Copy, in full, each line of the material that holds the word "Höhe".

+--

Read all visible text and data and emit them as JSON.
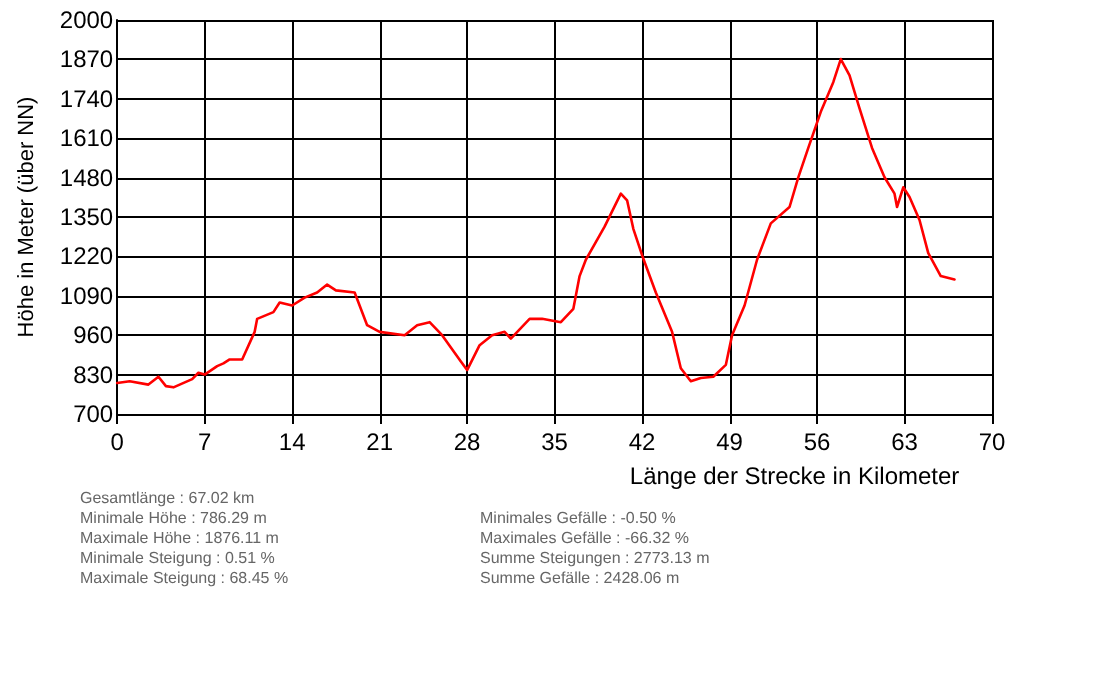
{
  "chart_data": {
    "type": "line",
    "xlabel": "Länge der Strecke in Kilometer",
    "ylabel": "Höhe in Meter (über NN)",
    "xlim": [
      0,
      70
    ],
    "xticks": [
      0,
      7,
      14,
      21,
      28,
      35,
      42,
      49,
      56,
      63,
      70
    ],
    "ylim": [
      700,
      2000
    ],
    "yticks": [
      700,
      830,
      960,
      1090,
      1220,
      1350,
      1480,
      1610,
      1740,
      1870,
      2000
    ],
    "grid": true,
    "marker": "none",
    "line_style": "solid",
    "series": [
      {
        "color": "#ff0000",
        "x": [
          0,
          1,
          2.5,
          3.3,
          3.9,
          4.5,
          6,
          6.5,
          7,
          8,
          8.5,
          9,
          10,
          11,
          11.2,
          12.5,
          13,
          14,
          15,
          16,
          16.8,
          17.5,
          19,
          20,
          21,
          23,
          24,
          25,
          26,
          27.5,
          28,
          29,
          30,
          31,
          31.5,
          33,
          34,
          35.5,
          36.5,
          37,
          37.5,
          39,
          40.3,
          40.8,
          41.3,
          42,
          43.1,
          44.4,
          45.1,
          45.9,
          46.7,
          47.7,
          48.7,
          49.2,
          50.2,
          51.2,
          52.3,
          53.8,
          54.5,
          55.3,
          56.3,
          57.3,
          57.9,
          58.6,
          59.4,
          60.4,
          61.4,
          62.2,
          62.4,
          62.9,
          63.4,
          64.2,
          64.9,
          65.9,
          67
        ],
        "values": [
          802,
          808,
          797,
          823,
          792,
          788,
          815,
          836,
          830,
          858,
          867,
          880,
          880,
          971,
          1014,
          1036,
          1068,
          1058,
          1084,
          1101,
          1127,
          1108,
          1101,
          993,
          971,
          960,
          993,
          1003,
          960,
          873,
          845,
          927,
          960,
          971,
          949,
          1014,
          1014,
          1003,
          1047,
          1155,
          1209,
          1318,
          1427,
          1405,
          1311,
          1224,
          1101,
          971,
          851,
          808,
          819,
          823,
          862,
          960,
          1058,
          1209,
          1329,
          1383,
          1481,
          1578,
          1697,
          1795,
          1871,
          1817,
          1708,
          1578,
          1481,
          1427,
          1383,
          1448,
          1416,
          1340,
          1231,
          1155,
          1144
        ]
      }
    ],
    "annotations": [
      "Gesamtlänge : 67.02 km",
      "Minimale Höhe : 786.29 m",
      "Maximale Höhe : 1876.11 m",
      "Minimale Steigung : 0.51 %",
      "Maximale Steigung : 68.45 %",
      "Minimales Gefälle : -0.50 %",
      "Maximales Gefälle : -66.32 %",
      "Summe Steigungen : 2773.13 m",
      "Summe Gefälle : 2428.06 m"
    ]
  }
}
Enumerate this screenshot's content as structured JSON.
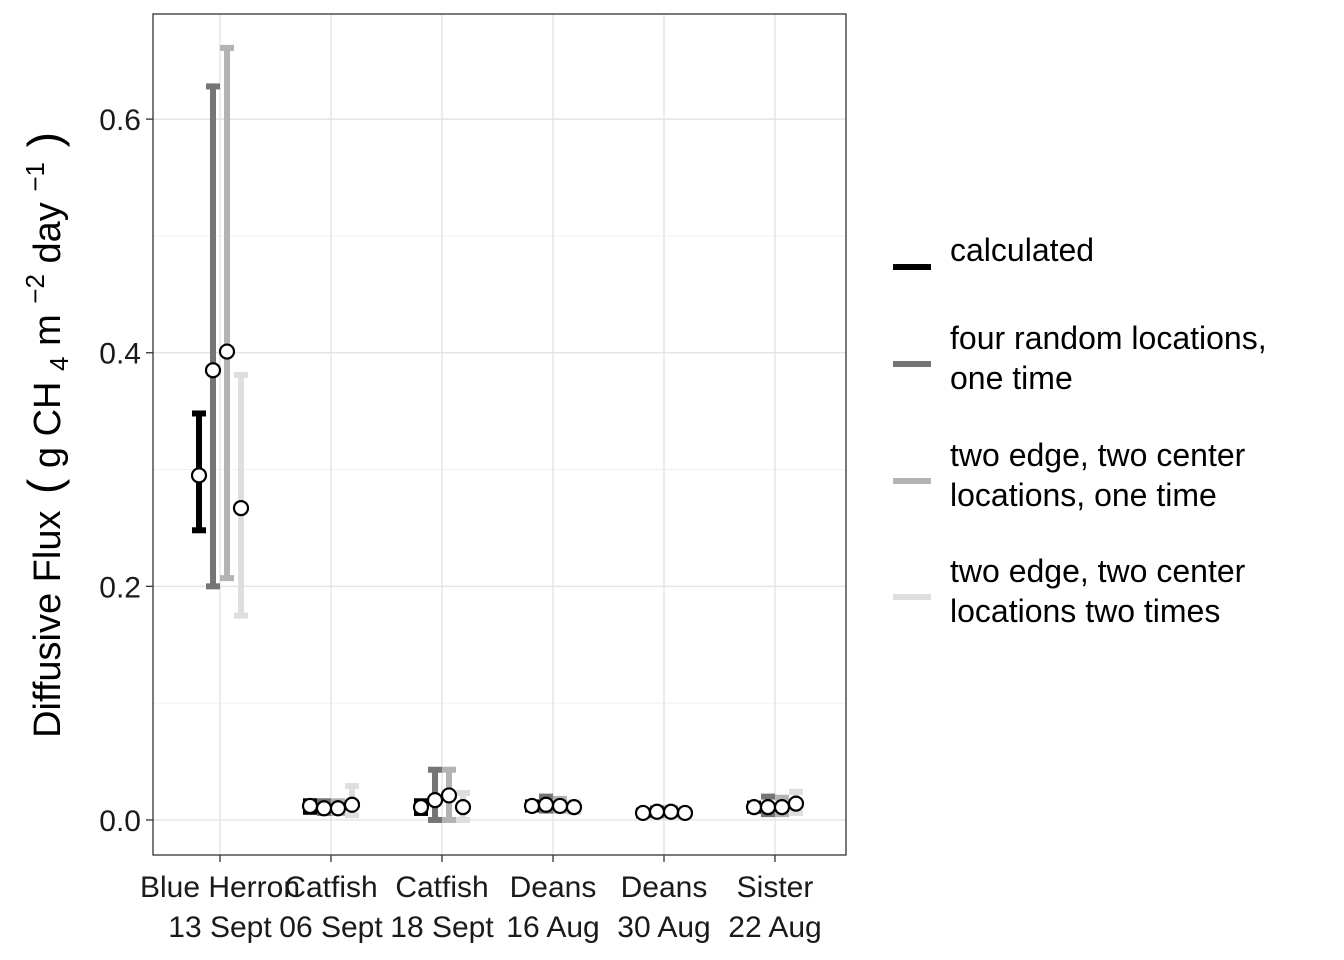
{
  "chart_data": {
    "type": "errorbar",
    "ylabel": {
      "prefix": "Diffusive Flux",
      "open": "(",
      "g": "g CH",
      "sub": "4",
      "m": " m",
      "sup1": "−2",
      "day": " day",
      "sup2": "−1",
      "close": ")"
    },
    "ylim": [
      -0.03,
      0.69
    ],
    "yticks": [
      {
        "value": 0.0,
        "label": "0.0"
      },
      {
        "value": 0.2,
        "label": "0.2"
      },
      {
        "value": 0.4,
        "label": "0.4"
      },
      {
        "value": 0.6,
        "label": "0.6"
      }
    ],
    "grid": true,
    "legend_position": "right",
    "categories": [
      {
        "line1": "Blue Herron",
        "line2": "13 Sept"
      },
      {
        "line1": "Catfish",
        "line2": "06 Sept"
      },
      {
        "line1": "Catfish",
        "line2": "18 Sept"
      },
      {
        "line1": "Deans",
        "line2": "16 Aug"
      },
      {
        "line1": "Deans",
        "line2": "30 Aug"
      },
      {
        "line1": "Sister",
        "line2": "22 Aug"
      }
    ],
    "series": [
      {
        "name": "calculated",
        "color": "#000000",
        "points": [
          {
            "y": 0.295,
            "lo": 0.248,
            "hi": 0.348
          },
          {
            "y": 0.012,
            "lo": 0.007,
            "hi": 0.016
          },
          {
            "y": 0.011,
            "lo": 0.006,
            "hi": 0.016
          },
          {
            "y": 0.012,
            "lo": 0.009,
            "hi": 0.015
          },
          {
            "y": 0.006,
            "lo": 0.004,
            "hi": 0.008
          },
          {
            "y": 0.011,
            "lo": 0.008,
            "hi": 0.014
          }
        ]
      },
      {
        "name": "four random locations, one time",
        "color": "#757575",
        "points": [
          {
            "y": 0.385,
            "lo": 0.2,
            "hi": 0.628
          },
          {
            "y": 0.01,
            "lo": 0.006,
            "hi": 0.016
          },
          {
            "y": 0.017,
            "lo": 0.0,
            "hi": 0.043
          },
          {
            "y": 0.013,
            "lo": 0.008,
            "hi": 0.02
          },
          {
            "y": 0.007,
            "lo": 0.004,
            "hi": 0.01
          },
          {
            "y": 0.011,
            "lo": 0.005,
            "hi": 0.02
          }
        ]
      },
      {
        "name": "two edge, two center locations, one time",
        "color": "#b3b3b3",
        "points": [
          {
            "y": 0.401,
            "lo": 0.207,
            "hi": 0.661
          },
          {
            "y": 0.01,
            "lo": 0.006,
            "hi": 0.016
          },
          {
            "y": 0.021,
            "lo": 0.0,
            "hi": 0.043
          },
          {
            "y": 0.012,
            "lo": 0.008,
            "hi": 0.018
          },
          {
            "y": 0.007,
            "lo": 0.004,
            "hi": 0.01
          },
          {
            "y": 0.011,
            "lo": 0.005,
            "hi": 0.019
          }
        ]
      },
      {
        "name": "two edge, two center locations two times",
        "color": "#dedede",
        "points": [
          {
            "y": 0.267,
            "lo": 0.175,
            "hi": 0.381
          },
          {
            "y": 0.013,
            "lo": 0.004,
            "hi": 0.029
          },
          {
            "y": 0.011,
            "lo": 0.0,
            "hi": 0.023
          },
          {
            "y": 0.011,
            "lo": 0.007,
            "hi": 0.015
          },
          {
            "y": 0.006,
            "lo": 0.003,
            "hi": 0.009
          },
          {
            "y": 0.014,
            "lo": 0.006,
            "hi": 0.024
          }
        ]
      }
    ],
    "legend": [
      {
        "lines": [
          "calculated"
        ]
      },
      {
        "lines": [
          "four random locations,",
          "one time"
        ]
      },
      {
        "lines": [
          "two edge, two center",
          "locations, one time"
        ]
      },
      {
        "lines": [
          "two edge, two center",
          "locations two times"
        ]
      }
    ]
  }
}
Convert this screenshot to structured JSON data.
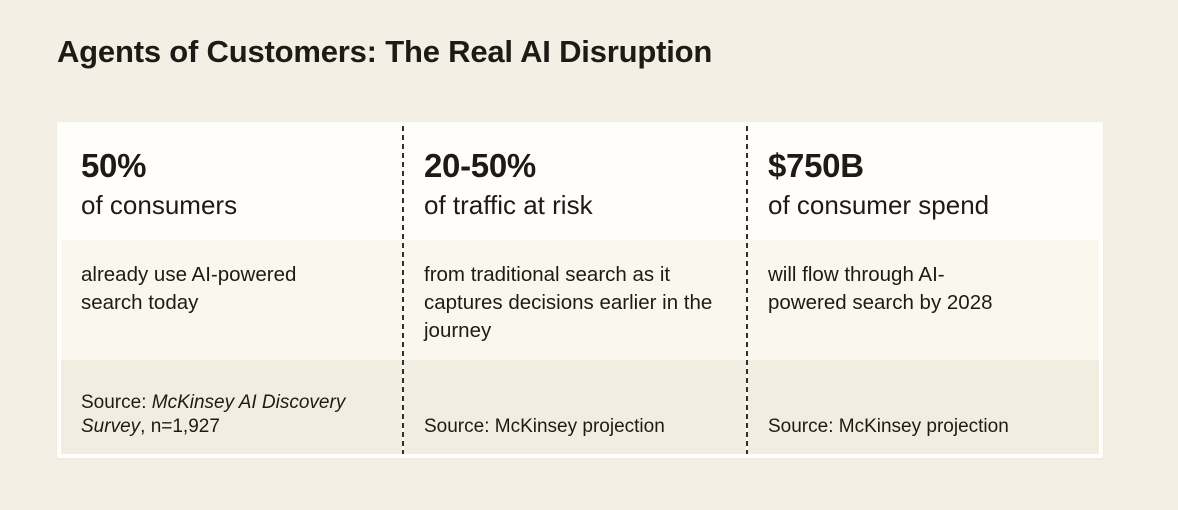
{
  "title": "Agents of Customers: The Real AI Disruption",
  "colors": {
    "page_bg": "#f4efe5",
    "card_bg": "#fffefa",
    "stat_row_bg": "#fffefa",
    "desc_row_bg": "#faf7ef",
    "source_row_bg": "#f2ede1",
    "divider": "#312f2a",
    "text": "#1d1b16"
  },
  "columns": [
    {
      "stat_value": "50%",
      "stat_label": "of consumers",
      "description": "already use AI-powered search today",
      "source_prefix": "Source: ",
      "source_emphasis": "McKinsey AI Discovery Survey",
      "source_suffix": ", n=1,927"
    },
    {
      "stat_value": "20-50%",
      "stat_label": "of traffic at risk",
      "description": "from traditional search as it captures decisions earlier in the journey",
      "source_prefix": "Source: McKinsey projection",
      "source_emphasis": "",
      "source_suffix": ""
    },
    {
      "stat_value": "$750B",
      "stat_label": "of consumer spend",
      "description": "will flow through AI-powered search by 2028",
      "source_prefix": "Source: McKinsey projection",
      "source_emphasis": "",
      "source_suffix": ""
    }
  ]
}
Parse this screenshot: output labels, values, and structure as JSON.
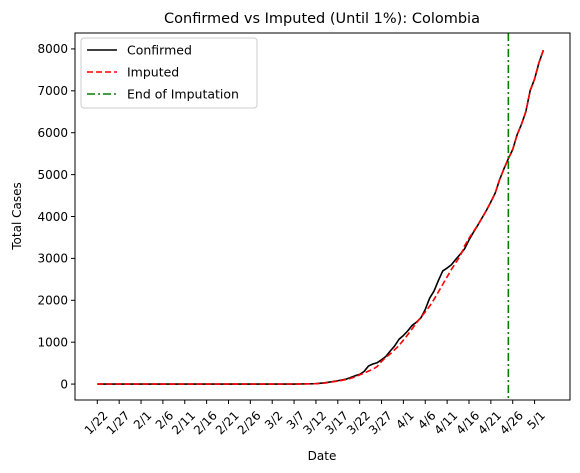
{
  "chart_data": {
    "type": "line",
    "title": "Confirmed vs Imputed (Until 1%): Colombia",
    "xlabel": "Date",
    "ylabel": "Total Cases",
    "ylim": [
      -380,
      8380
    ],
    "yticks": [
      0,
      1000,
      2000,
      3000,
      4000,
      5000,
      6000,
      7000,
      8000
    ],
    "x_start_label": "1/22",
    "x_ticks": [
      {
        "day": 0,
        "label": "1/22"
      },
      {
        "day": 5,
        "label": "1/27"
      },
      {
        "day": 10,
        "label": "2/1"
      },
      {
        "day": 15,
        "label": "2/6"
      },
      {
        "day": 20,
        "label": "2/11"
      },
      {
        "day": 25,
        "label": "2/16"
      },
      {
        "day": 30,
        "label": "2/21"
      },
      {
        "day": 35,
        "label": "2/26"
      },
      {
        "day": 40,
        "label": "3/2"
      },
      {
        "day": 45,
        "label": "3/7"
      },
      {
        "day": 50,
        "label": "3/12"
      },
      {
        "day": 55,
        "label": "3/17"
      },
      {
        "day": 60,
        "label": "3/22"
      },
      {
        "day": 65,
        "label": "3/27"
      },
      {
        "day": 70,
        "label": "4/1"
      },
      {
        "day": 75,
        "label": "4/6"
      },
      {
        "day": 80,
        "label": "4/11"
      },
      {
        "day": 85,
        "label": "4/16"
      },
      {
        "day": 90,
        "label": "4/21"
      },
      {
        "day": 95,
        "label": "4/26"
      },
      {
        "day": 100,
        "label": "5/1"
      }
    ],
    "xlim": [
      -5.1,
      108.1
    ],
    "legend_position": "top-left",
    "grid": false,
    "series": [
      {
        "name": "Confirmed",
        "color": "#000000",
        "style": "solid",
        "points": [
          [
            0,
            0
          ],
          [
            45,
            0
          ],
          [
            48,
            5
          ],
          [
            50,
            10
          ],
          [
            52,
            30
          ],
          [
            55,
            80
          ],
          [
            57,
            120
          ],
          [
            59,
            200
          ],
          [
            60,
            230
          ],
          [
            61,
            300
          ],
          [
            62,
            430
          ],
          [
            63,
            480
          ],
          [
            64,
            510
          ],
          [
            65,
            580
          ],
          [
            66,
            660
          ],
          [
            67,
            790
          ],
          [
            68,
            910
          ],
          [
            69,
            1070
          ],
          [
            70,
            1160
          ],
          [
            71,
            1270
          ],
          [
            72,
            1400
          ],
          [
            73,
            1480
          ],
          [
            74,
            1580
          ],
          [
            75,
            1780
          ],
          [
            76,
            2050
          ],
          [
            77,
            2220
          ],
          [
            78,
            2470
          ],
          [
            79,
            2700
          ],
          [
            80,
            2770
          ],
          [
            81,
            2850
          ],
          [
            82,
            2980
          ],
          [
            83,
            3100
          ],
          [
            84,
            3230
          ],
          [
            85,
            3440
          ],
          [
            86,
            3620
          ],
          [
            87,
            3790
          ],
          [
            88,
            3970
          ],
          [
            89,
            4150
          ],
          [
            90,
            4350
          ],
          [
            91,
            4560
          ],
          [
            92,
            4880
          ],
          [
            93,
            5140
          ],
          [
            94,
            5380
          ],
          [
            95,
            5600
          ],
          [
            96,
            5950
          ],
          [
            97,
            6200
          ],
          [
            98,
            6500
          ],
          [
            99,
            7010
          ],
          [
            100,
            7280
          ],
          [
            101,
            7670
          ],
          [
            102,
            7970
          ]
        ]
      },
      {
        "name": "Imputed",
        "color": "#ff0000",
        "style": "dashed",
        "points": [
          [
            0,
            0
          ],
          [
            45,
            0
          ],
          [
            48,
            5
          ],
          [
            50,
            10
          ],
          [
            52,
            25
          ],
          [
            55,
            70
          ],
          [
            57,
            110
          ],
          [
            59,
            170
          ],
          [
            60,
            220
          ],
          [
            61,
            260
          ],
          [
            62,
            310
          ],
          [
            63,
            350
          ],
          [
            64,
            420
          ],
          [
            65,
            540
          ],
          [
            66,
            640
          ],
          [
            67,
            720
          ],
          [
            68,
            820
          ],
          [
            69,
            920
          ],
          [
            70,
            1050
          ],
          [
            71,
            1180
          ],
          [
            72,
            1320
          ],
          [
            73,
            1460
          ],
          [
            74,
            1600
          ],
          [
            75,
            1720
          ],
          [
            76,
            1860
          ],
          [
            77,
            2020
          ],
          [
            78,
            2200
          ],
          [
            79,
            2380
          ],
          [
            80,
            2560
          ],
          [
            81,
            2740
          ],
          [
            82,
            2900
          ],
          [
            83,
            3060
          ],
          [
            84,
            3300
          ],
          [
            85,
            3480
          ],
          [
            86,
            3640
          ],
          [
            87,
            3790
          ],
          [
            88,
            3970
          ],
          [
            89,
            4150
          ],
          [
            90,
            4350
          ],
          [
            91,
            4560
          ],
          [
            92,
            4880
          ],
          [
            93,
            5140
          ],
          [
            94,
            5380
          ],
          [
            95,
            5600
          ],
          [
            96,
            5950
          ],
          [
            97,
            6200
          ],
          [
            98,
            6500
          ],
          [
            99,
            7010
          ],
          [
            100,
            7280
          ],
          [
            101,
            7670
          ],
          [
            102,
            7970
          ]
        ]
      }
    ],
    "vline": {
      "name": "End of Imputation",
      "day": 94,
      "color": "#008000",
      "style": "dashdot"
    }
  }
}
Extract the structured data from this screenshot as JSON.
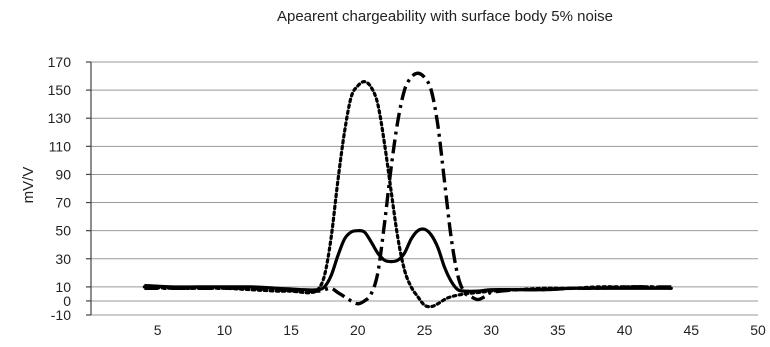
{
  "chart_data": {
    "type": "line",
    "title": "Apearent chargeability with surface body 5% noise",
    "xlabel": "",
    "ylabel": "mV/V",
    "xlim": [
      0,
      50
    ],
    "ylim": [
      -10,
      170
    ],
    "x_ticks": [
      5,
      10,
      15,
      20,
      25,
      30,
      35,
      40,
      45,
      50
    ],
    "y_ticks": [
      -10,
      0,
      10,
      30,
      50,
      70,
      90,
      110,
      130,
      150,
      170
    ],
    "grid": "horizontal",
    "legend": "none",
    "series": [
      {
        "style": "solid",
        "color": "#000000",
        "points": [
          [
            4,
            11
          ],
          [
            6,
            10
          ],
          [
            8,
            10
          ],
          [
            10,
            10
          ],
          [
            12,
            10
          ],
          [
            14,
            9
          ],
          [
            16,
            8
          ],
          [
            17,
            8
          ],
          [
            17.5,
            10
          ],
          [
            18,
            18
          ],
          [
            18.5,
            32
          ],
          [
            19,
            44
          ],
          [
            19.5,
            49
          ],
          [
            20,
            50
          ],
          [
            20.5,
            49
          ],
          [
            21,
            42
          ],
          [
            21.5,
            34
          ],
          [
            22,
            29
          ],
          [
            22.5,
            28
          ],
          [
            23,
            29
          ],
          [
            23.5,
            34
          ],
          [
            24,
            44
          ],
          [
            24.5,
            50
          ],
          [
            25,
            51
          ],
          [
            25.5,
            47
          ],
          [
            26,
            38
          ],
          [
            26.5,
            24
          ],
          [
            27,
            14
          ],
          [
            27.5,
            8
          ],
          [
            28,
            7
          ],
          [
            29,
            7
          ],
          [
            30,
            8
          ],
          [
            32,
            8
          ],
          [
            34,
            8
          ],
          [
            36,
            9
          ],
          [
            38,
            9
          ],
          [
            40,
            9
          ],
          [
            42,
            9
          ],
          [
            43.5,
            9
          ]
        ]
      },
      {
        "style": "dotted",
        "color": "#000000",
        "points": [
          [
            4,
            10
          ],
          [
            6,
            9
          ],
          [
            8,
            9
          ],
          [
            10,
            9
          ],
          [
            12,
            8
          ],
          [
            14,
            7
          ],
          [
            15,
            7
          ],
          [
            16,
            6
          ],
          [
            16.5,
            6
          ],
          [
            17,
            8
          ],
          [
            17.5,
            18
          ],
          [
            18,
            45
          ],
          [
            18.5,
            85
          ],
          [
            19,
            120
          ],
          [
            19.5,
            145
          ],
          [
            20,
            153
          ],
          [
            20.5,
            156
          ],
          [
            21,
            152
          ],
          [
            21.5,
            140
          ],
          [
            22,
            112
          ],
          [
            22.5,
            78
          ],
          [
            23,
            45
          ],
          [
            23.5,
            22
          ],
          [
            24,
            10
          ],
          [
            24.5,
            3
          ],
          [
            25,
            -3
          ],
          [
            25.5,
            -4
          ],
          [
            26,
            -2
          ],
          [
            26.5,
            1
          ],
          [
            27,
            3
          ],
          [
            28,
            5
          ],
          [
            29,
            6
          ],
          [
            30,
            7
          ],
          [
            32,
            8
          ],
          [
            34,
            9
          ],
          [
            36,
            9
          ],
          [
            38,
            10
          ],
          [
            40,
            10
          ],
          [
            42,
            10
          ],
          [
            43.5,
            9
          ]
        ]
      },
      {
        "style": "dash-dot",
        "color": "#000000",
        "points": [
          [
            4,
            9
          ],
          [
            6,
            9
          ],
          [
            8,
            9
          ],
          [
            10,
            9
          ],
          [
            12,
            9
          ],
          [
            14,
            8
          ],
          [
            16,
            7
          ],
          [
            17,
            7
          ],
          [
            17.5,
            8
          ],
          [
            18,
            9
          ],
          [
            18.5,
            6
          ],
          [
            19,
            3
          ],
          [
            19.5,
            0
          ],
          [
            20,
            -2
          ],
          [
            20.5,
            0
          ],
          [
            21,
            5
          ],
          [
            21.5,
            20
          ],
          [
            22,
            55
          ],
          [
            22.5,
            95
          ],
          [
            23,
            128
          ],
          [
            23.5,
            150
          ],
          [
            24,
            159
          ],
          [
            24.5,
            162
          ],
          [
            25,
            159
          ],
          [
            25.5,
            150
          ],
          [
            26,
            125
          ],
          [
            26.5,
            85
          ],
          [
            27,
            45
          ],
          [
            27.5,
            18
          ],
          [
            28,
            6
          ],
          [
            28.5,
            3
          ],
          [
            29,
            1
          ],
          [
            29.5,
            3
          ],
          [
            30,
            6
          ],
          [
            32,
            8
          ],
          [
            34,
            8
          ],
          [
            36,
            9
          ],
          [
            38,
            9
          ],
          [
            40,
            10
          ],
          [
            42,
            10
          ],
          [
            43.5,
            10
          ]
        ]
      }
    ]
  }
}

+--

Result of this exercise >>
    "ylabel": "Höhe in Meter (über NN)",
      "Minimale Höhe : 786.29 m",
      "Maximale Höhe : 1876.11 m",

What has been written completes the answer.